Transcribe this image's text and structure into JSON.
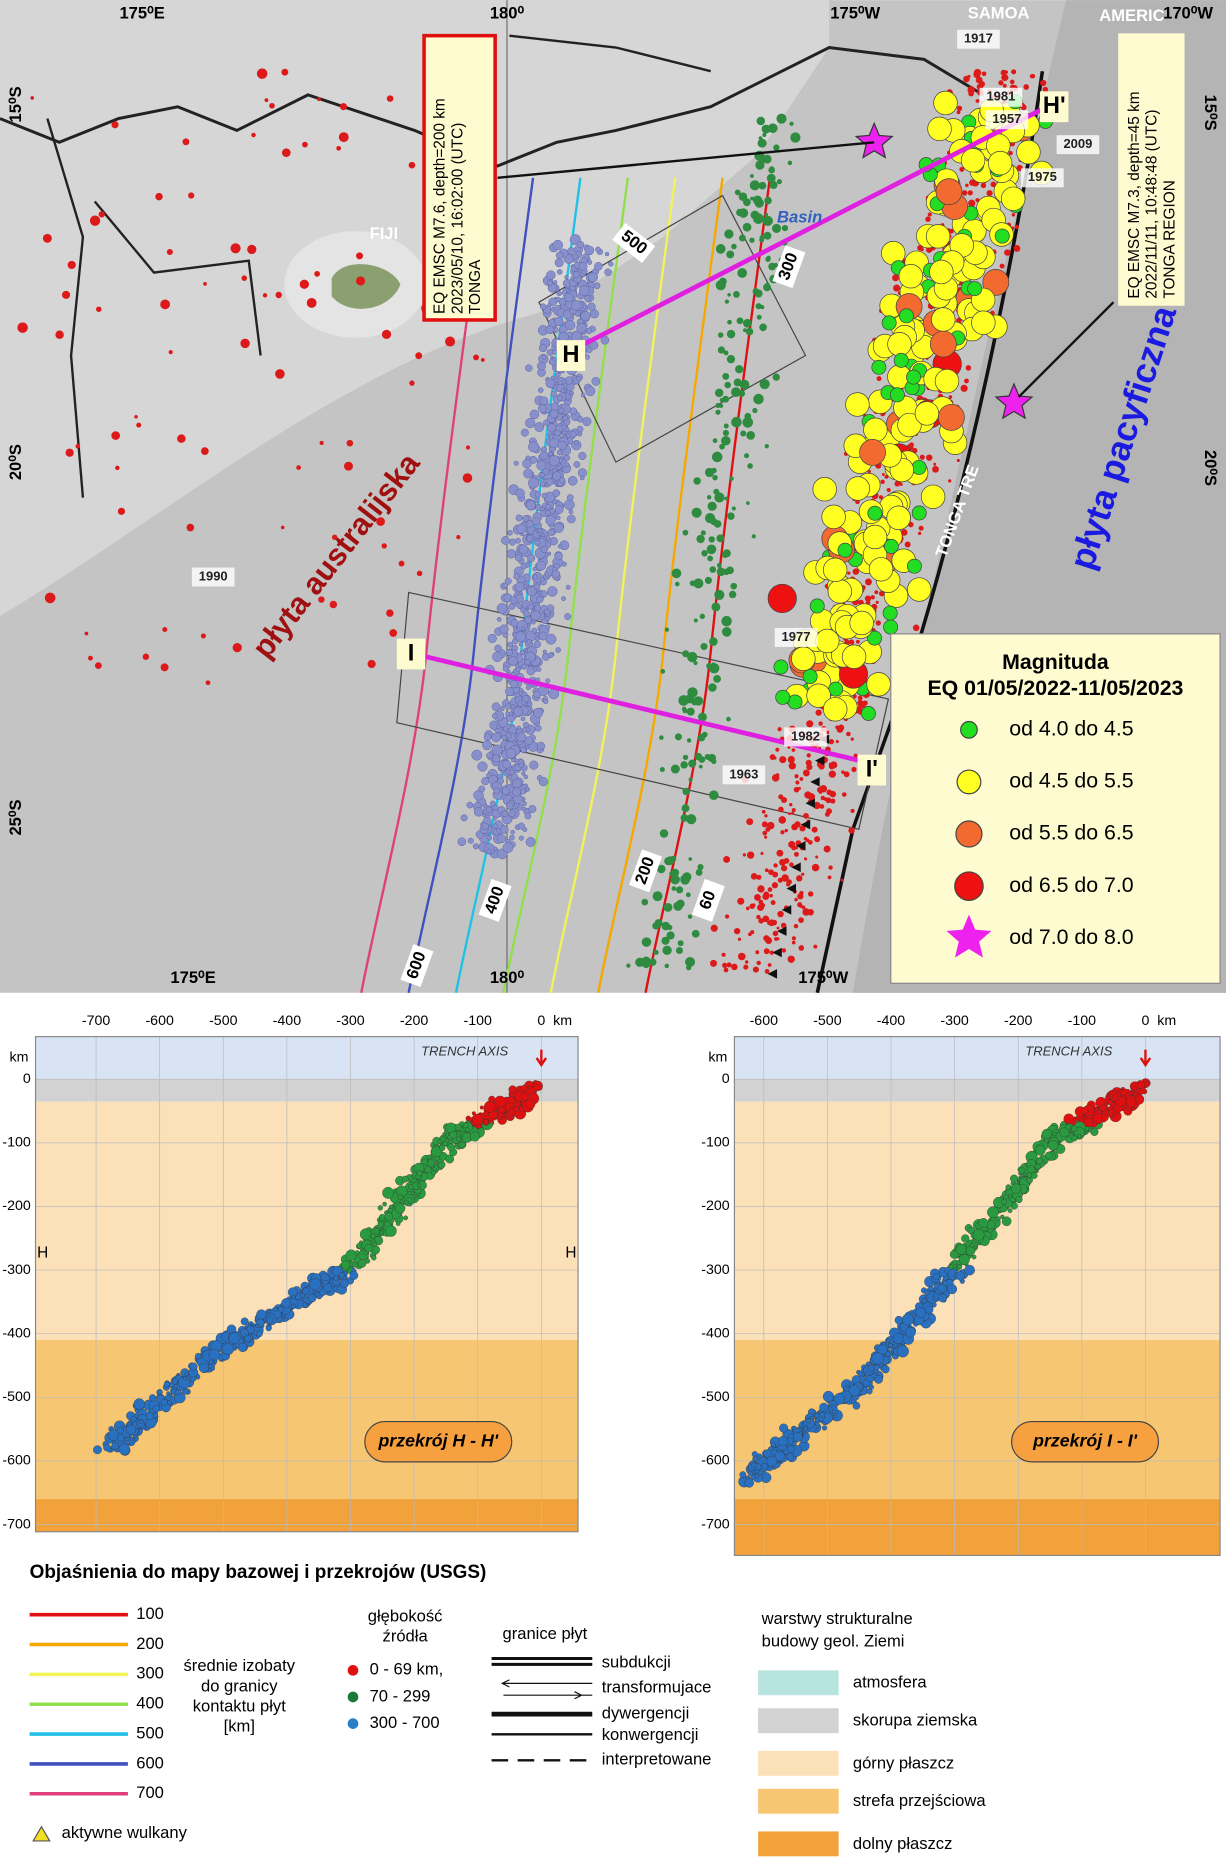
{
  "map": {
    "lon_top": [
      "175⁰E",
      "180⁰",
      "175⁰W",
      "170⁰W"
    ],
    "lon_bottom": [
      "175⁰E",
      "180⁰",
      "175⁰W"
    ],
    "lat_left": [
      "15⁰S",
      "20⁰S",
      "25⁰S"
    ],
    "lat_right": [
      "15⁰S",
      "20⁰S"
    ],
    "places": [
      "SAMOA",
      "AMERIC",
      "FIJI",
      "Basin",
      "TONGA TRE"
    ],
    "plates": [
      "płyta australijska",
      "płyta pacyficzna"
    ],
    "years": [
      "1917",
      "1981",
      "1957",
      "2009",
      "1975",
      "1990",
      "1977",
      "1982",
      "1963"
    ],
    "isobaths": [
      "500",
      "300",
      "400",
      "200",
      "60",
      "600"
    ],
    "profiles": [
      "H",
      "H'",
      "I",
      "I'"
    ],
    "events": [
      [
        "EQ EMSC M7.6, depth=200 km",
        "2023/05/10, 16:02:00 (UTC)",
        "TONGA"
      ],
      [
        "EQ EMSC M7.3, depth=45 km",
        "2022/11/11, 10:48:48 (UTC)",
        "TONGA REGION"
      ]
    ],
    "legend": {
      "title": "Magnituda",
      "subtitle": "EQ  01/05/2022-11/05/2023",
      "items": [
        {
          "label": "od 4.0  do  4.5",
          "color": "#22dd22"
        },
        {
          "label": "od 4.5  do  5.5",
          "color": "#ffff22"
        },
        {
          "label": "od 5.5  do  6.5",
          "color": "#f26a30"
        },
        {
          "label": "od 6.5  do  7.0",
          "color": "#ee1111"
        },
        {
          "label": "od 7.0  do  8.0",
          "color": "#ee22ee"
        }
      ]
    }
  },
  "sections": [
    {
      "x_ticks": [
        -700,
        -600,
        -500,
        -400,
        -300,
        -200,
        -100,
        0
      ],
      "y_ticks": [
        0,
        -100,
        -200,
        -300,
        -400,
        -500,
        -600,
        -700
      ],
      "unit": "km",
      "trench": "TRENCH AXIS",
      "title": "przekrój H - H'",
      "ends": [
        "H",
        "H"
      ]
    },
    {
      "x_ticks": [
        -600,
        -500,
        -400,
        -300,
        -200,
        -100,
        0
      ],
      "y_ticks": [
        0,
        -100,
        -200,
        -300,
        -400,
        -500,
        -600,
        -700
      ],
      "unit": "km",
      "trench": "TRENCH AXIS",
      "title": "przekrój I - I'"
    }
  ],
  "explanation": {
    "title": "Objaśnienia do mapy bazowej i przekrojów (USGS)",
    "isobaths": [
      {
        "value": 100,
        "color": "#e01010"
      },
      {
        "value": 200,
        "color": "#f5a800"
      },
      {
        "value": 300,
        "color": "#f2f25a"
      },
      {
        "value": 400,
        "color": "#8fe04a"
      },
      {
        "value": 500,
        "color": "#20c0e8"
      },
      {
        "value": 600,
        "color": "#4050c0"
      },
      {
        "value": 700,
        "color": "#e0407a"
      }
    ],
    "isobath_label": [
      "średnie izobaty",
      "do granicy",
      "kontaktu płyt",
      "[km]"
    ],
    "volcano": "aktywne wulkany",
    "depth_title": [
      "głębokość",
      "źródła"
    ],
    "depth_items": [
      {
        "label": "0 - 69 km,",
        "color": "#e01010"
      },
      {
        "label": "70 - 299",
        "color": "#1a7a3a"
      },
      {
        "label": "300 - 700",
        "color": "#2a80c8"
      }
    ],
    "boundary_title": "granice płyt",
    "boundaries": [
      "subdukcji",
      "transformujace",
      "dywergencji",
      "konwergencji",
      "interpretowane"
    ],
    "layers_title": [
      "warstwy strukturalne",
      "budowy geol. Ziemi"
    ],
    "layers": [
      {
        "label": "atmosfera",
        "color": "#b8e4e0"
      },
      {
        "label": "skorupa ziemska",
        "color": "#d2d2d2"
      },
      {
        "label": "górny płaszcz",
        "color": "#fbe0b8"
      },
      {
        "label": "strefa przejściowa",
        "color": "#f7c672"
      },
      {
        "label": "dolny płaszcz",
        "color": "#f2a23a"
      }
    ]
  }
}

━━━━━━━━━━

* What the task requires: Omit the pictures. Output every record above word for word.

* Solution to the exercise:
Transcribe this image's text and structure into JSON.
{
  "map": {
    "lon_top": [
      "175⁰E",
      "180⁰",
      "175⁰W",
      "170⁰W"
    ],
    "lon_bottom": [
      "175⁰E",
      "180⁰",
      "175⁰W"
    ],
    "lat_left": [
      "15⁰S",
      "20⁰S",
      "25⁰S"
    ],
    "lat_right": [
      "15⁰S",
      "20⁰S"
    ],
    "places": [
      "SAMOA",
      "AMERIC",
      "FIJI",
      "Basin",
      "TONGA TRE"
    ],
    "plates": [
      "płyta australijska",
      "płyta pacyficzna"
    ],
    "years": [
      "1917",
      "1981",
      "1957",
      "2009",
      "1975",
      "1990",
      "1977",
      "1982",
      "1963"
    ],
    "isobaths": [
      "500",
      "300",
      "400",
      "200",
      "60",
      "600"
    ],
    "profiles": [
      "H",
      "H'",
      "I",
      "I'"
    ],
    "events": [
      [
        "EQ EMSC M7.6, depth=200 km",
        "2023/05/10, 16:02:00 (UTC)",
        "TONGA"
      ],
      [
        "EQ EMSC M7.3, depth=45 km",
        "2022/11/11, 10:48:48 (UTC)",
        "TONGA REGION"
      ]
    ],
    "legend": {
      "title": "Magnituda",
      "subtitle": "EQ  01/05/2022-11/05/2023",
      "items": [
        {
          "label": "od 4.0  do  4.5",
          "color": "#22dd22"
        },
        {
          "label": "od 4.5  do  5.5",
          "color": "#ffff22"
        },
        {
          "label": "od 5.5  do  6.5",
          "color": "#f26a30"
        },
        {
          "label": "od 6.5  do  7.0",
          "color": "#ee1111"
        },
        {
          "label": "od 7.0  do  8.0",
          "color": "#ee22ee"
        }
      ]
    }
  },
  "sections": [
    {
      "x_ticks": [
        -700,
        -600,
        -500,
        -400,
        -300,
        -200,
        -100,
        0
      ],
      "y_ticks": [
        0,
        -100,
        -200,
        -300,
        -400,
        -500,
        -600,
        -700
      ],
      "unit": "km",
      "trench": "TRENCH AXIS",
      "title": "przekrój H - H'",
      "ends": [
        "H",
        "H"
      ]
    },
    {
      "x_ticks": [
        -600,
        -500,
        -400,
        -300,
        -200,
        -100,
        0
      ],
      "y_ticks": [
        0,
        -100,
        -200,
        -300,
        -400,
        -500,
        -600,
        -700
      ],
      "unit": "km",
      "trench": "TRENCH AXIS",
      "title": "przekrój I - I'"
    }
  ],
  "explanation": {
    "title": "Objaśnienia do mapy bazowej i przekrojów (USGS)",
    "isobaths": [
      {
        "value": 100,
        "color": "#e01010"
      },
      {
        "value": 200,
        "color": "#f5a800"
      },
      {
        "value": 300,
        "color": "#f2f25a"
      },
      {
        "value": 400,
        "color": "#8fe04a"
      },
      {
        "value": 500,
        "color": "#20c0e8"
      },
      {
        "value": 600,
        "color": "#4050c0"
      },
      {
        "value": 700,
        "color": "#e0407a"
      }
    ],
    "isobath_label": [
      "średnie izobaty",
      "do granicy",
      "kontaktu płyt",
      "[km]"
    ],
    "volcano": "aktywne wulkany",
    "depth_title": [
      "głębokość",
      "źródła"
    ],
    "depth_items": [
      {
        "label": "0 - 69 km,",
        "color": "#e01010"
      },
      {
        "label": "70 - 299",
        "color": "#1a7a3a"
      },
      {
        "label": "300 - 700",
        "color": "#2a80c8"
      }
    ],
    "boundary_title": "granice płyt",
    "boundaries": [
      "subdukcji",
      "transformujace",
      "dywergencji",
      "konwergencji",
      "interpretowane"
    ],
    "layers_title": [
      "warstwy strukturalne",
      "budowy geol. Ziemi"
    ],
    "layers": [
      {
        "label": "atmosfera",
        "color": "#b8e4e0"
      },
      {
        "label": "skorupa ziemska",
        "color": "#d2d2d2"
      },
      {
        "label": "górny płaszcz",
        "color": "#fbe0b8"
      },
      {
        "label": "strefa przejściowa",
        "color": "#f7c672"
      },
      {
        "label": "dolny płaszcz",
        "color": "#f2a23a"
      }
    ]
  }
}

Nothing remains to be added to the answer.